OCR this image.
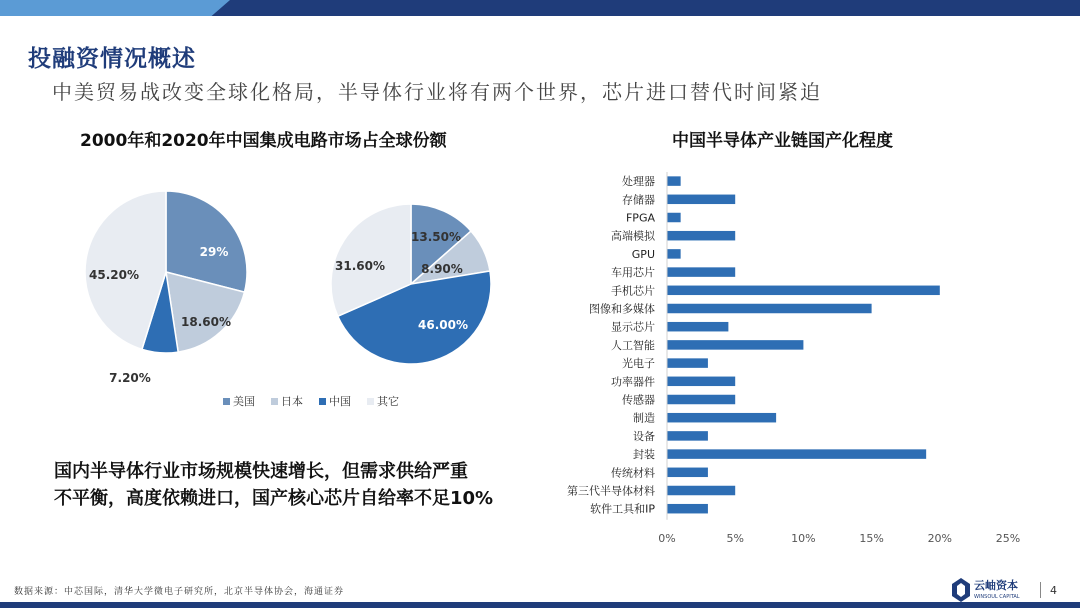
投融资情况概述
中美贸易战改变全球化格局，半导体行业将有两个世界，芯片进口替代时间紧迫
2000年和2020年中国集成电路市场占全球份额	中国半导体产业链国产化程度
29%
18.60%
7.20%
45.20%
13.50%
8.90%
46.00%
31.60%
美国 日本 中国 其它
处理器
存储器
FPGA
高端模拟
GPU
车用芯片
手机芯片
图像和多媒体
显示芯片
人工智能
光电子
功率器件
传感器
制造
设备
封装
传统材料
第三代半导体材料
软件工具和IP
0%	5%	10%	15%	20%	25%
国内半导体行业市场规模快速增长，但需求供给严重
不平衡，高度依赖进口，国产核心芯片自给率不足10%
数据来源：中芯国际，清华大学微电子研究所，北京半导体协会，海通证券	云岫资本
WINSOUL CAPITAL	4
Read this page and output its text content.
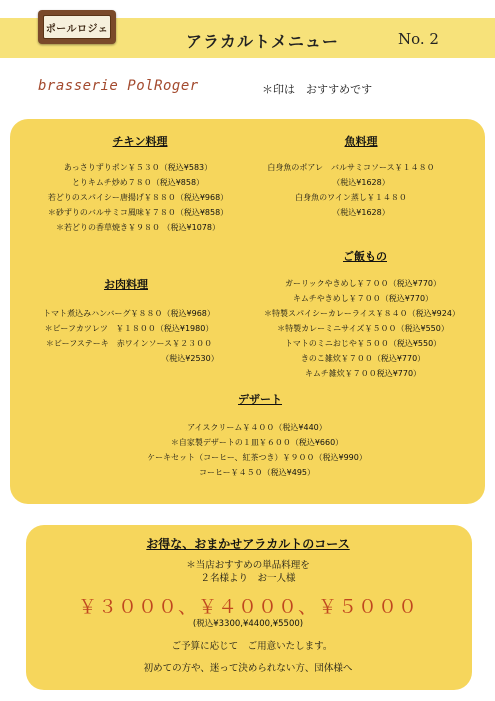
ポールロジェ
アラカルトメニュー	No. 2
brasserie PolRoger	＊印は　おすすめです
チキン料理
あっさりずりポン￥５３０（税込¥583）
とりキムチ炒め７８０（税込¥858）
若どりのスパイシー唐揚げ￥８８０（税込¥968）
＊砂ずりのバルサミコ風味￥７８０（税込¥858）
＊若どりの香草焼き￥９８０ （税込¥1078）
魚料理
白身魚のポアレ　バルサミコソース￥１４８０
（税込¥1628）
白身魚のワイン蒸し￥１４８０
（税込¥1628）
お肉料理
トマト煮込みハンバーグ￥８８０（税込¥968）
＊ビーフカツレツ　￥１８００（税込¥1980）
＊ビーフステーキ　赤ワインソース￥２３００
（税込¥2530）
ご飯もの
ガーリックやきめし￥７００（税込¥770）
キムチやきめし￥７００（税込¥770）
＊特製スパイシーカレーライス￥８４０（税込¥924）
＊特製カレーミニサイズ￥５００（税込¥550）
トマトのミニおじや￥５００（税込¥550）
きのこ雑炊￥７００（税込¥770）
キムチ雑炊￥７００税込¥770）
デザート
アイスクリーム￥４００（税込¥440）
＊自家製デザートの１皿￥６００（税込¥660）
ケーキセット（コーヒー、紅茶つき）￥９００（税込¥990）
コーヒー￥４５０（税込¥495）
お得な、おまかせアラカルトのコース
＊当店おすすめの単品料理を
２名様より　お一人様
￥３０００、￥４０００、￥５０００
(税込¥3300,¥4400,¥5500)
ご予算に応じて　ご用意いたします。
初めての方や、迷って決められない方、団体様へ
...
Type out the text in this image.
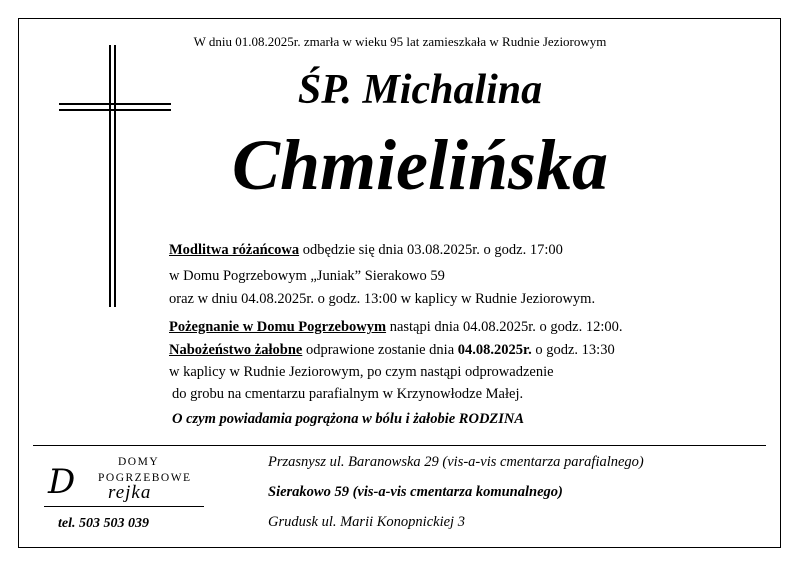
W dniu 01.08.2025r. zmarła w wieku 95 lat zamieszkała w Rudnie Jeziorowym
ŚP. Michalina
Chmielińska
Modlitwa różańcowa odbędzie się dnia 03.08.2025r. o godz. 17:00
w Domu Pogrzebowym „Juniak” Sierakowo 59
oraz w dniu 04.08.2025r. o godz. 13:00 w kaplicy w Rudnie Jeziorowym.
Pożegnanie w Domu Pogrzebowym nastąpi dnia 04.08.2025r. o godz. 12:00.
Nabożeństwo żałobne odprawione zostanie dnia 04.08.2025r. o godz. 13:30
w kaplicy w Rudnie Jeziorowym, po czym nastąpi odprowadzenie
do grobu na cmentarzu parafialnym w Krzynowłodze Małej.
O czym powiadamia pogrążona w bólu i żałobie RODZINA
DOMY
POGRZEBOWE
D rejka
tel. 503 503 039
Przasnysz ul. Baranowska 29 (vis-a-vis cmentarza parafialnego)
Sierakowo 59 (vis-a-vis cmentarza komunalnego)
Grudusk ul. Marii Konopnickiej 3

- TASK TO COMPLETE: Using the listing above, list every line in which the string "text" occurs.

- EXERCISE RESPONSE:
Read this page and output its text content.
Type out the text in this image.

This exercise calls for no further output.